» What to produce
Compute how many lines in the entries below contain "Itaporanga", and output nothing but the number.

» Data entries

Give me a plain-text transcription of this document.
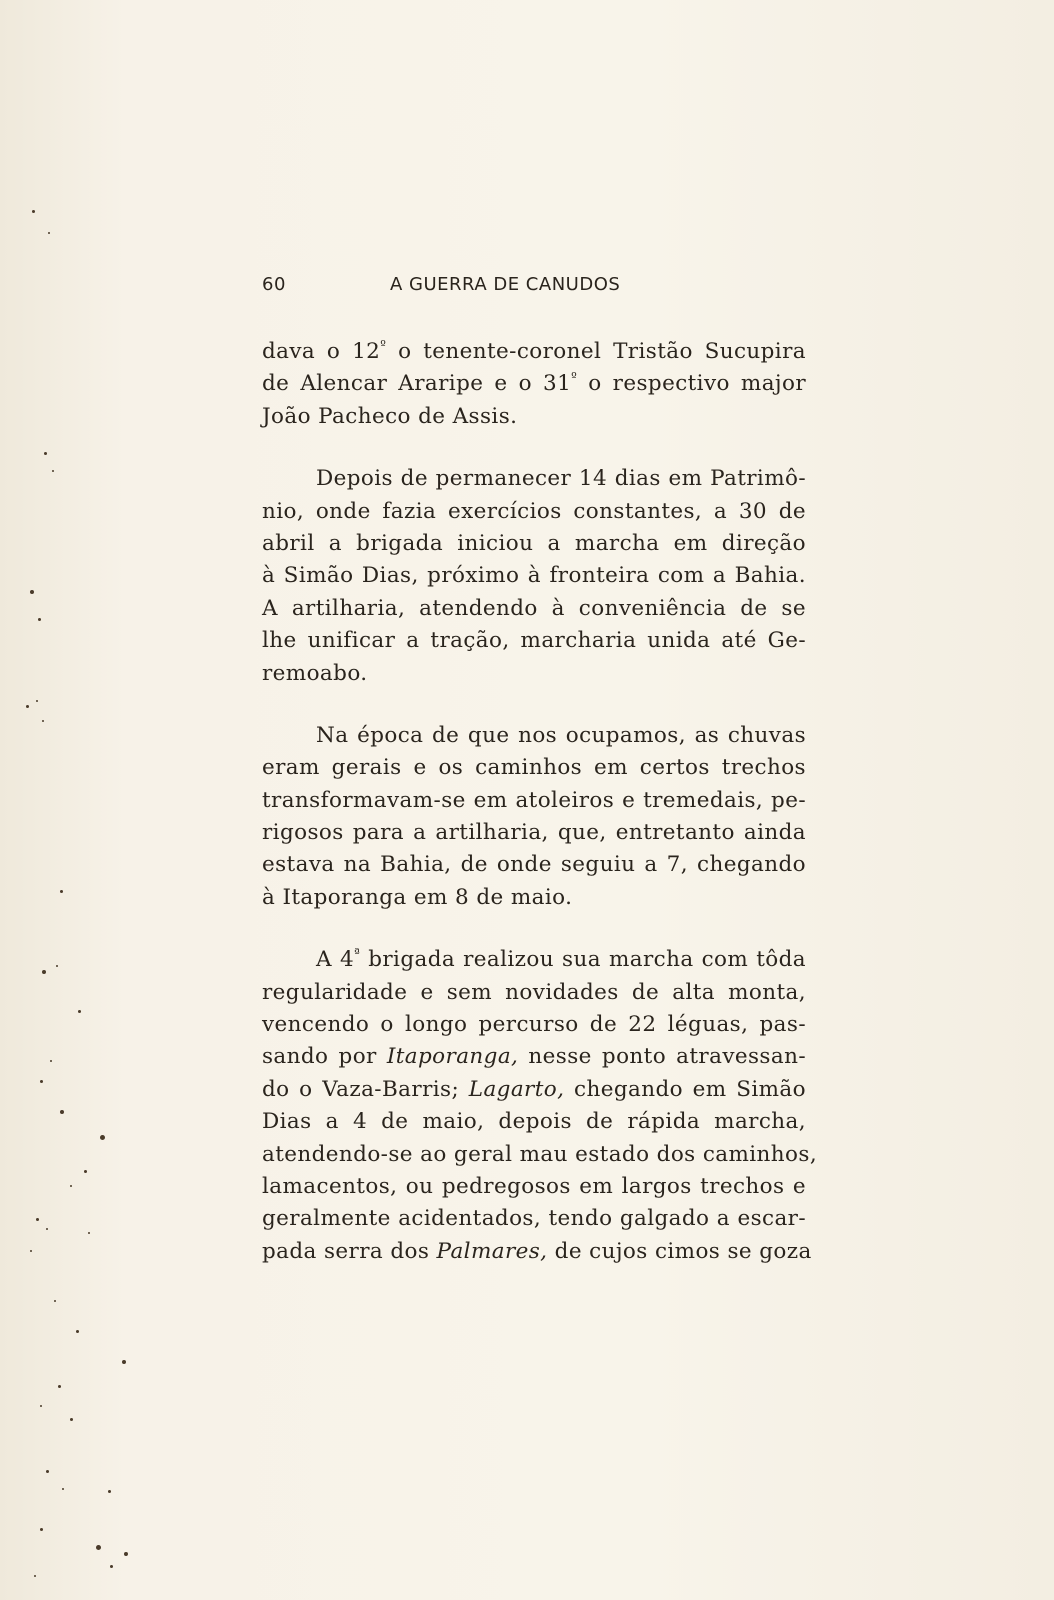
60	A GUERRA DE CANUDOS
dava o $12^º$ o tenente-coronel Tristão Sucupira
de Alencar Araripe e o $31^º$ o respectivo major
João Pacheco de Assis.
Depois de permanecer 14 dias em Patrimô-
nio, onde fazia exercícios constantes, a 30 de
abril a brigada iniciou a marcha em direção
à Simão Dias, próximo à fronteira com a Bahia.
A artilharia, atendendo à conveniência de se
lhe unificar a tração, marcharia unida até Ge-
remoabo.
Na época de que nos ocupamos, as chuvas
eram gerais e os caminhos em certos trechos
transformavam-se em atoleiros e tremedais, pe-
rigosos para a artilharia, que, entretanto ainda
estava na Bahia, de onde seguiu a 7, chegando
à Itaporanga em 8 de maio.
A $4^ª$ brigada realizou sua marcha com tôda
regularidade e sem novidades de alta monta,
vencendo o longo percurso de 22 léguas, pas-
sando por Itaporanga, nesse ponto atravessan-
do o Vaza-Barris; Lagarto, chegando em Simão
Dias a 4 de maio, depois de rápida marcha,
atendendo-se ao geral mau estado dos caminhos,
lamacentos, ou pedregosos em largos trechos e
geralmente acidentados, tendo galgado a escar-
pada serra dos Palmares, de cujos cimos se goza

» Completed task
2